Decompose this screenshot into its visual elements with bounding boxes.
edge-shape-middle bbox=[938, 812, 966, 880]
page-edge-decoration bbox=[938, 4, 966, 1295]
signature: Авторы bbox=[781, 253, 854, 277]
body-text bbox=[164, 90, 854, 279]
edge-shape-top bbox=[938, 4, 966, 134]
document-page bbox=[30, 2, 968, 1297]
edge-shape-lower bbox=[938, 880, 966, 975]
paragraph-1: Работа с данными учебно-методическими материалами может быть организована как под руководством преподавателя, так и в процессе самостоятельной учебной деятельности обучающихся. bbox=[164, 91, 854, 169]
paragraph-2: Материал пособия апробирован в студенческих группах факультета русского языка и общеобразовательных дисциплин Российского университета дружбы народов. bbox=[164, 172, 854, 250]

● Given exercise:
Render every line of the records as a JSON list of strings, one string per line, with blank lines left out.

● Task output:
[
  "Decompose this screenshot into its visual elements with bounding boxes.",
  "edge-shape-middle bbox=[938, 812, 966, 880]",
  "page-edge-decoration bbox=[938, 4, 966, 1295]",
  "signature: Авторы bbox=[781, 253, 854, 277]",
  "body-text bbox=[164, 90, 854, 279]",
  "edge-shape-top bbox=[938, 4, 966, 134]",
  "document-page bbox=[30, 2, 968, 1297]",
  "edge-shape-lower bbox=[938, 880, 966, 975]",
  "paragraph-1: Работа с данными учебно-методическими материалами может быть организована как под руководством преподавателя, так и в процессе самостоятельной учебной деятельности обучающихся. bbox=[164, 91, 854, 169]",
  "paragraph-2: Материал пособия апробирован в студенческих группах факультета русского языка и общеобразовательных дисциплин Российского университета дружбы народов. bbox=[164, 172, 854, 250]"
]